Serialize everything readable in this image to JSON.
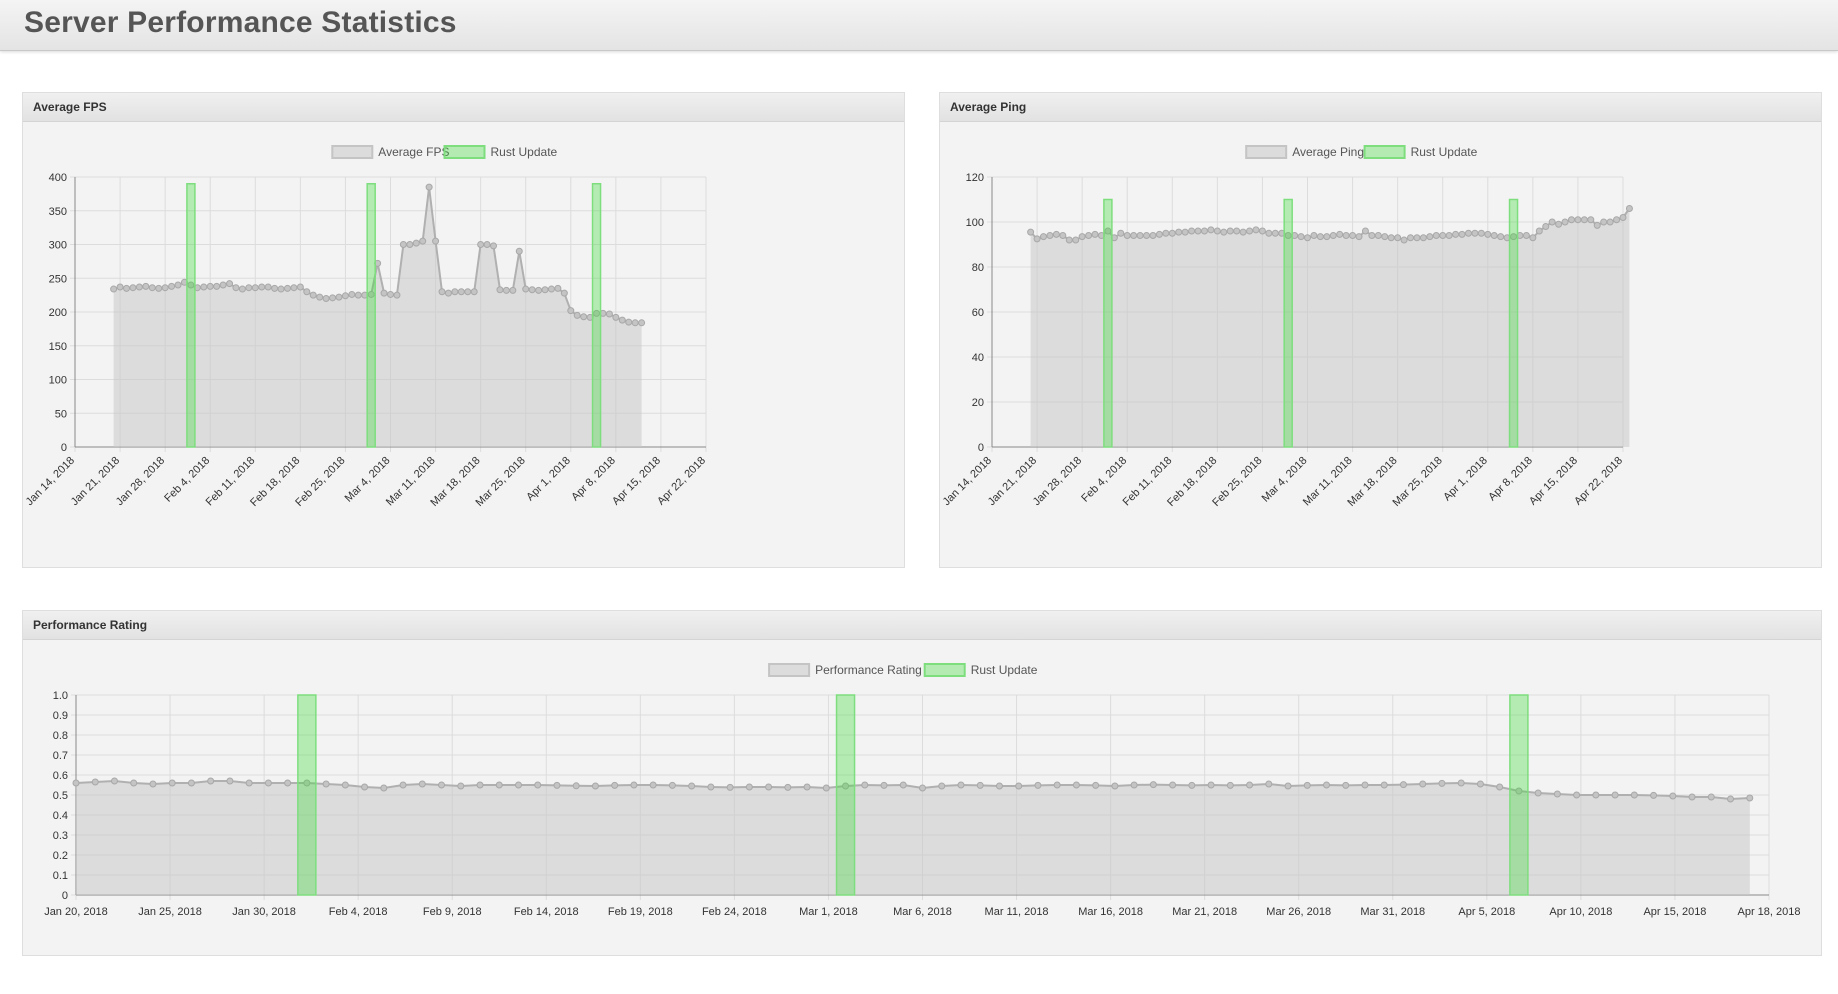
{
  "page": {
    "title": "Server Performance Statistics"
  },
  "colors": {
    "series_fill": "rgba(200,200,200,0.55)",
    "series_stroke": "#b0b0b0",
    "update_fill": "rgba(60,220,60,0.35)",
    "update_stroke": "#7ede7e",
    "grid": "#dcdcdc",
    "axis": "#888888",
    "text": "#555555"
  },
  "panels": {
    "fps": {
      "header": "Average FPS"
    },
    "ping": {
      "header": "Average Ping"
    },
    "rating": {
      "header": "Performance Rating"
    }
  },
  "chart_data": [
    {
      "id": "fps",
      "type": "line",
      "fill": true,
      "legend": [
        "Average FPS",
        "Rust Update"
      ],
      "legend_position": "top",
      "grid": true,
      "ylim": [
        0,
        400
      ],
      "y_ticks": [
        "0",
        "50",
        "100",
        "150",
        "200",
        "250",
        "300",
        "350",
        "400"
      ],
      "x_ticks": [
        "Jan 14, 2018",
        "Jan 21, 2018",
        "Jan 28, 2018",
        "Feb 4, 2018",
        "Feb 11, 2018",
        "Feb 18, 2018",
        "Feb 25, 2018",
        "Mar 4, 2018",
        "Mar 11, 2018",
        "Mar 18, 2018",
        "Mar 25, 2018",
        "Apr 1, 2018",
        "Apr 8, 2018",
        "Apr 15, 2018",
        "Apr 22, 2018"
      ],
      "x_start": "2018-01-20",
      "series": [
        {
          "name": "Average FPS",
          "values": [
            234,
            237,
            235,
            236,
            237,
            238,
            236,
            235,
            236,
            238,
            240,
            244,
            240,
            236,
            237,
            238,
            238,
            240,
            242,
            236,
            234,
            236,
            236,
            237,
            237,
            235,
            234,
            235,
            236,
            237,
            230,
            225,
            222,
            220,
            221,
            222,
            224,
            226,
            225,
            225,
            226,
            272,
            228,
            226,
            225,
            300,
            300,
            302,
            305,
            385,
            305,
            230,
            228,
            230,
            230,
            230,
            230,
            300,
            300,
            298,
            233,
            232,
            232,
            290,
            234,
            233,
            232,
            233,
            234,
            235,
            228,
            202,
            195,
            193,
            192,
            198,
            198,
            197,
            192,
            188,
            185,
            184,
            184
          ]
        }
      ],
      "updates": [
        {
          "name": "Rust Update",
          "date": "2018-02-01",
          "value": 390
        },
        {
          "name": "Rust Update",
          "date": "2018-03-01",
          "value": 390
        },
        {
          "name": "Rust Update",
          "date": "2018-04-05",
          "value": 390
        }
      ]
    },
    {
      "id": "ping",
      "type": "line",
      "fill": true,
      "legend": [
        "Average Ping",
        "Rust Update"
      ],
      "legend_position": "top",
      "grid": true,
      "ylim": [
        0,
        120
      ],
      "y_ticks": [
        "0",
        "20",
        "40",
        "60",
        "80",
        "100",
        "120"
      ],
      "x_ticks": [
        "Jan 14, 2018",
        "Jan 21, 2018",
        "Jan 28, 2018",
        "Feb 4, 2018",
        "Feb 11, 2018",
        "Feb 18, 2018",
        "Feb 25, 2018",
        "Mar 4, 2018",
        "Mar 11, 2018",
        "Mar 18, 2018",
        "Mar 25, 2018",
        "Apr 1, 2018",
        "Apr 8, 2018",
        "Apr 15, 2018",
        "Apr 22, 2018"
      ],
      "x_start": "2018-01-20",
      "series": [
        {
          "name": "Average Ping",
          "values": [
            95.5,
            92.5,
            93.5,
            94,
            94.5,
            94,
            92,
            92,
            93.5,
            94,
            94.5,
            94,
            96,
            93,
            95,
            94,
            94,
            94,
            94,
            94,
            94.5,
            95,
            95,
            95.5,
            95.5,
            96,
            96,
            96,
            96.5,
            96,
            95.5,
            96,
            96,
            95.5,
            96,
            96.5,
            96,
            95,
            95,
            95,
            94,
            94,
            93.5,
            93,
            94,
            93.5,
            93.5,
            94,
            94.5,
            94,
            94,
            93.5,
            96,
            94,
            94,
            93.5,
            93,
            93,
            92,
            93,
            93,
            93,
            93.5,
            94,
            94,
            94,
            94.5,
            94.5,
            95,
            95,
            95,
            94.5,
            94,
            93.5,
            93,
            93.5,
            94,
            94,
            93,
            96,
            98,
            100,
            99,
            100,
            101,
            101,
            101,
            101,
            98.5,
            100,
            100,
            101,
            102,
            106
          ]
        }
      ],
      "updates": [
        {
          "name": "Rust Update",
          "date": "2018-02-01",
          "value": 110
        },
        {
          "name": "Rust Update",
          "date": "2018-03-01",
          "value": 110
        },
        {
          "name": "Rust Update",
          "date": "2018-04-05",
          "value": 110
        }
      ]
    },
    {
      "id": "rating",
      "type": "line",
      "fill": true,
      "legend": [
        "Performance Rating",
        "Rust Update"
      ],
      "legend_position": "top",
      "grid": true,
      "ylim": [
        0,
        1.0
      ],
      "y_ticks": [
        "0",
        "0.1",
        "0.2",
        "0.3",
        "0.4",
        "0.5",
        "0.6",
        "0.7",
        "0.8",
        "0.9",
        "1.0"
      ],
      "x_ticks": [
        "Jan 20, 2018",
        "Jan 25, 2018",
        "Jan 30, 2018",
        "Feb 4, 2018",
        "Feb 9, 2018",
        "Feb 14, 2018",
        "Feb 19, 2018",
        "Feb 24, 2018",
        "Mar 1, 2018",
        "Mar 6, 2018",
        "Mar 11, 2018",
        "Mar 16, 2018",
        "Mar 21, 2018",
        "Mar 26, 2018",
        "Mar 31, 2018",
        "Apr 5, 2018",
        "Apr 10, 2018",
        "Apr 15, 2018",
        "Apr 18, 2018"
      ],
      "x_start": "2018-01-20",
      "series": [
        {
          "name": "Performance Rating",
          "values": [
            0.56,
            0.565,
            0.57,
            0.56,
            0.555,
            0.56,
            0.56,
            0.57,
            0.57,
            0.56,
            0.56,
            0.56,
            0.56,
            0.555,
            0.55,
            0.54,
            0.535,
            0.55,
            0.555,
            0.55,
            0.545,
            0.55,
            0.55,
            0.55,
            0.55,
            0.548,
            0.546,
            0.545,
            0.548,
            0.55,
            0.55,
            0.548,
            0.545,
            0.54,
            0.538,
            0.54,
            0.54,
            0.538,
            0.54,
            0.535,
            0.545,
            0.55,
            0.548,
            0.55,
            0.535,
            0.545,
            0.55,
            0.548,
            0.545,
            0.545,
            0.548,
            0.55,
            0.55,
            0.548,
            0.545,
            0.55,
            0.552,
            0.55,
            0.548,
            0.55,
            0.548,
            0.55,
            0.555,
            0.545,
            0.548,
            0.55,
            0.548,
            0.55,
            0.55,
            0.552,
            0.555,
            0.558,
            0.56,
            0.555,
            0.54,
            0.52,
            0.51,
            0.505,
            0.5,
            0.5,
            0.5,
            0.5,
            0.498,
            0.495,
            0.49,
            0.49,
            0.48,
            0.485
          ]
        }
      ],
      "updates": [
        {
          "name": "Rust Update",
          "date": "2018-02-01",
          "value": 1.0
        },
        {
          "name": "Rust Update",
          "date": "2018-03-01",
          "value": 1.0
        },
        {
          "name": "Rust Update",
          "date": "2018-04-05",
          "value": 1.0
        }
      ]
    }
  ]
}
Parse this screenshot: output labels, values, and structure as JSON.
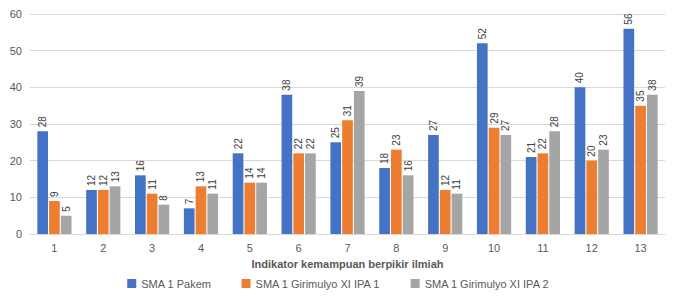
{
  "chart_data": {
    "type": "bar",
    "x_label": "Indikator kemampuan berpikir ilmiah",
    "categories": [
      "1",
      "2",
      "3",
      "4",
      "5",
      "6",
      "7",
      "8",
      "9",
      "10",
      "11",
      "12",
      "13"
    ],
    "series": [
      {
        "name": "SMA 1 Pakem",
        "color": "#4472c4",
        "values": [
          28,
          12,
          16,
          7,
          22,
          38,
          25,
          18,
          27,
          52,
          21,
          40,
          56
        ]
      },
      {
        "name": "SMA 1 Girimulyo XI IPA 1",
        "color": "#ed7d31",
        "values": [
          9,
          12,
          11,
          13,
          14,
          22,
          31,
          23,
          12,
          29,
          22,
          20,
          35
        ]
      },
      {
        "name": "SMA 1 Girimulyo XI IPA 2",
        "color": "#a5a5a5",
        "values": [
          5,
          13,
          8,
          11,
          14,
          22,
          39,
          16,
          11,
          27,
          28,
          23,
          38
        ]
      }
    ],
    "ylim": [
      0,
      60
    ],
    "yticks": [
      0,
      10,
      20,
      30,
      40,
      50,
      60
    ],
    "grid": true,
    "legend": "bottom",
    "data_labels": true
  }
}
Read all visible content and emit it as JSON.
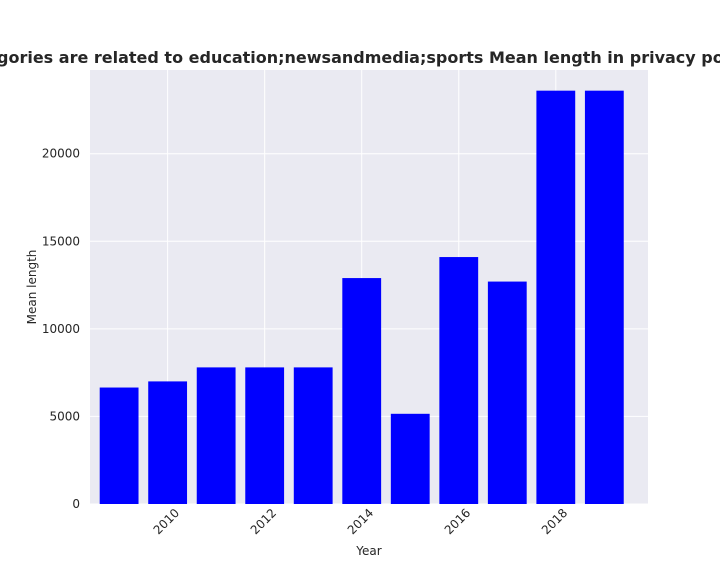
{
  "chart_data": {
    "type": "bar",
    "title": "Children categories are related to education;newsandmedia;sports Mean length in privacy policies by year",
    "xlabel": "Year",
    "ylabel": "Mean length",
    "x": [
      2009,
      2010,
      2011,
      2012,
      2013,
      2014,
      2015,
      2016,
      2017,
      2018,
      2019
    ],
    "values": [
      6650,
      7000,
      7800,
      7800,
      7800,
      12900,
      5150,
      14100,
      12700,
      23600,
      23600
    ],
    "xticks": [
      2010,
      2012,
      2014,
      2016,
      2018
    ],
    "yticks": [
      0,
      5000,
      10000,
      15000,
      20000
    ],
    "ylim": [
      0,
      24780
    ],
    "xlim": [
      2008.4,
      2019.9
    ],
    "grid": true,
    "bar_color": "#0000ff",
    "plot_background": "#eaeaf2",
    "grid_color": "#ffffff"
  }
}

==*==

• _GIVEN REQUEST_
Only lines holding the string "this" are wanted; gather each one from the entries above.

• _CORRECT RESULT_
Serialize everything readable in this image to JSON.
Parse this screenshot: output labels, values, and structure as JSON.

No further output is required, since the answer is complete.